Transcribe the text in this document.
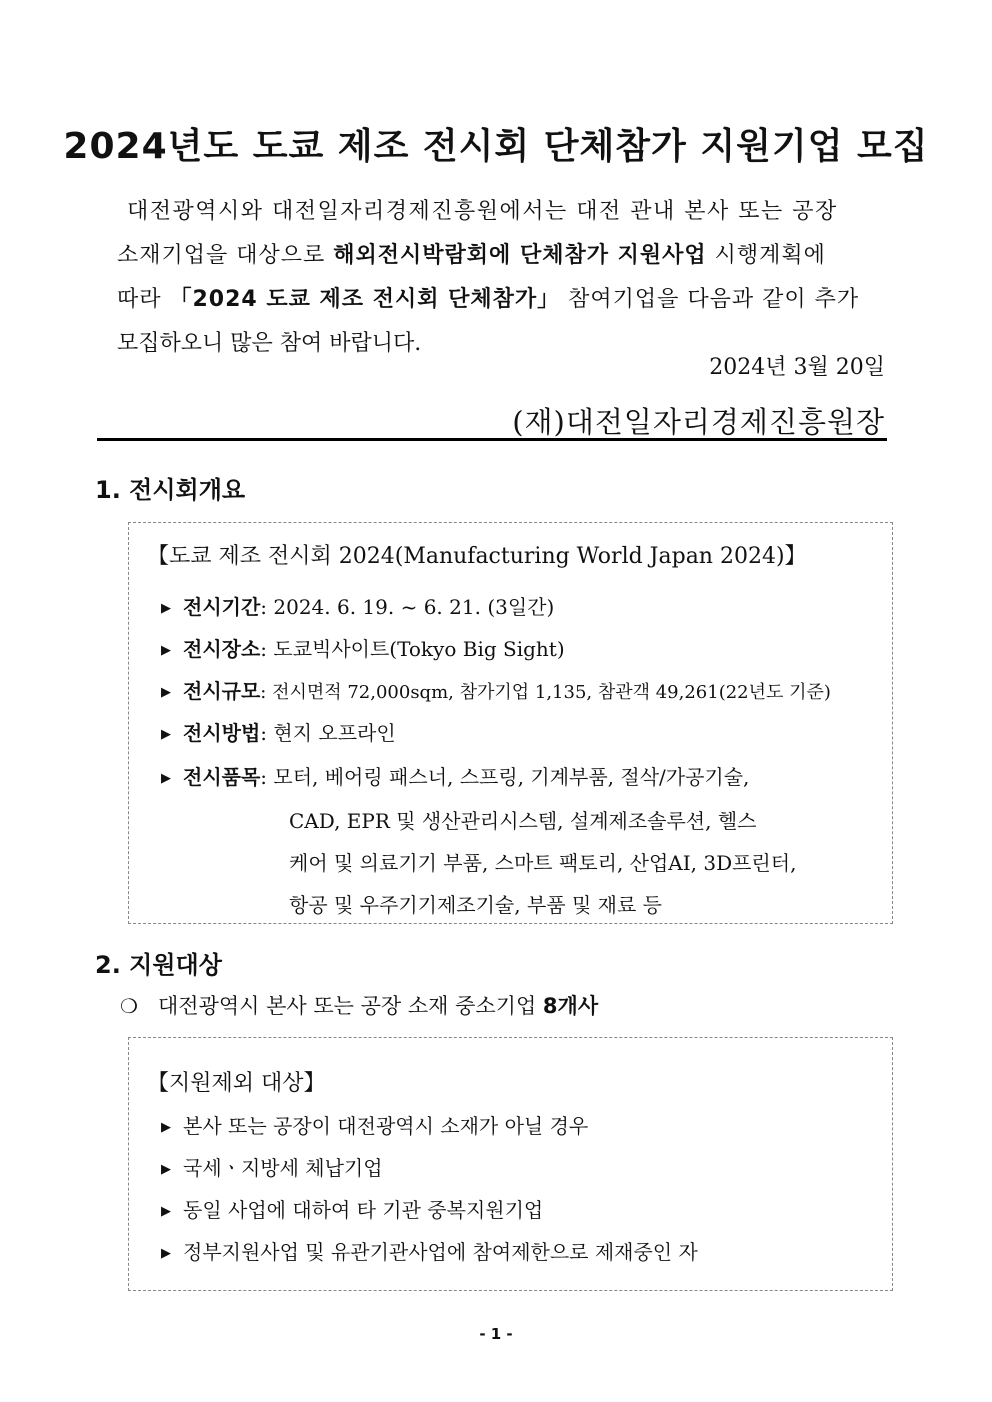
2024년도 도쿄 제조 전시회 단체참가 지원기업 모집

대전광역시와 대전일자리경제진흥원에서는 대전 관내 본사 또는 공장

소재기업을 대상으로 해외전시박람회에 단체참가 지원사업 시행계획에
따라 「2024 도쿄 제조 전시회 단체참가」 참여기업을 다음과 같이 추가
모집하오니 많은 참여 바랍니다.
2024년 3월 20일
(재)대전일자리경제진흥원장
1. 전시회개요
【도쿄 제조 전시회 2024(Manufacturing World Japan 2024)】
▶ 전시기간: 2024. 6. 19. ~ 6. 21. (3일간)
▶ 전시장소: 도쿄빅사이트(Tokyo Big Sight)
▶ 전시규모: 전시면적 72,000sqm, 참가기업 1,135, 참관객 49,261(22년도 기준)
▶ 전시방법: 현지 오프라인
▶ 전시품목: 모터, 베어링 패스너, 스프링, 기계부품, 절삭/가공기술,
CAD, EPR 및 생산관리시스템, 설계제조솔루션, 헬스
케어 및 의료기기 부품, 스마트 팩토리, 산업AI, 3D프린터,
항공 및 우주기기제조기술, 부품 및 재료 등
2. 지원대상
❍ 대전광역시 본사 또는 공장 소재 중소기업 8개사
【지원제외 대상】
▶ 본사 또는 공장이 대전광역시 소재가 아닐 경우
▶ 국세ㆍ지방세 체납기업
▶ 동일 사업에 대하여 타 기관 중복지원기업
▶ 정부지원사업 및 유관기관사업에 참여제한으로 제재중인 자
- 1 -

☆ ☆ ☆ ☆ ☆

EXERCISE BRIEF - In the copy, include all records verbatim but no images.

WRITTEN RESPONSE -
Transcribe the text in this document.
2024년도 도쿄 제조 전시회 단체참가 지원기업 모집

대전광역시와 대전일자리경제진흥원에서는 대전 관내 본사 또는 공장

소재기업을 대상으로 해외전시박람회에 단체참가 지원사업 시행계획에
따라 「2024 도쿄 제조 전시회 단체참가」 참여기업을 다음과 같이 추가
모집하오니 많은 참여 바랍니다.
2024년 3월 20일
(재)대전일자리경제진흥원장
1. 전시회개요
【도쿄 제조 전시회 2024(Manufacturing World Japan 2024)】
▶ 전시기간: 2024. 6. 19. ~ 6. 21. (3일간)
▶ 전시장소: 도쿄빅사이트(Tokyo Big Sight)
▶ 전시규모: 전시면적 72,000sqm, 참가기업 1,135, 참관객 49,261(22년도 기준)
▶ 전시방법: 현지 오프라인
▶ 전시품목: 모터, 베어링 패스너, 스프링, 기계부품, 절삭/가공기술,
CAD, EPR 및 생산관리시스템, 설계제조솔루션, 헬스
케어 및 의료기기 부품, 스마트 팩토리, 산업AI, 3D프린터,
항공 및 우주기기제조기술, 부품 및 재료 등
2. 지원대상
❍ 대전광역시 본사 또는 공장 소재 중소기업 8개사
【지원제외 대상】
▶ 본사 또는 공장이 대전광역시 소재가 아닐 경우
▶ 국세ㆍ지방세 체납기업
▶ 동일 사업에 대하여 타 기관 중복지원기업
▶ 정부지원사업 및 유관기관사업에 참여제한으로 제재중인 자
- 1 -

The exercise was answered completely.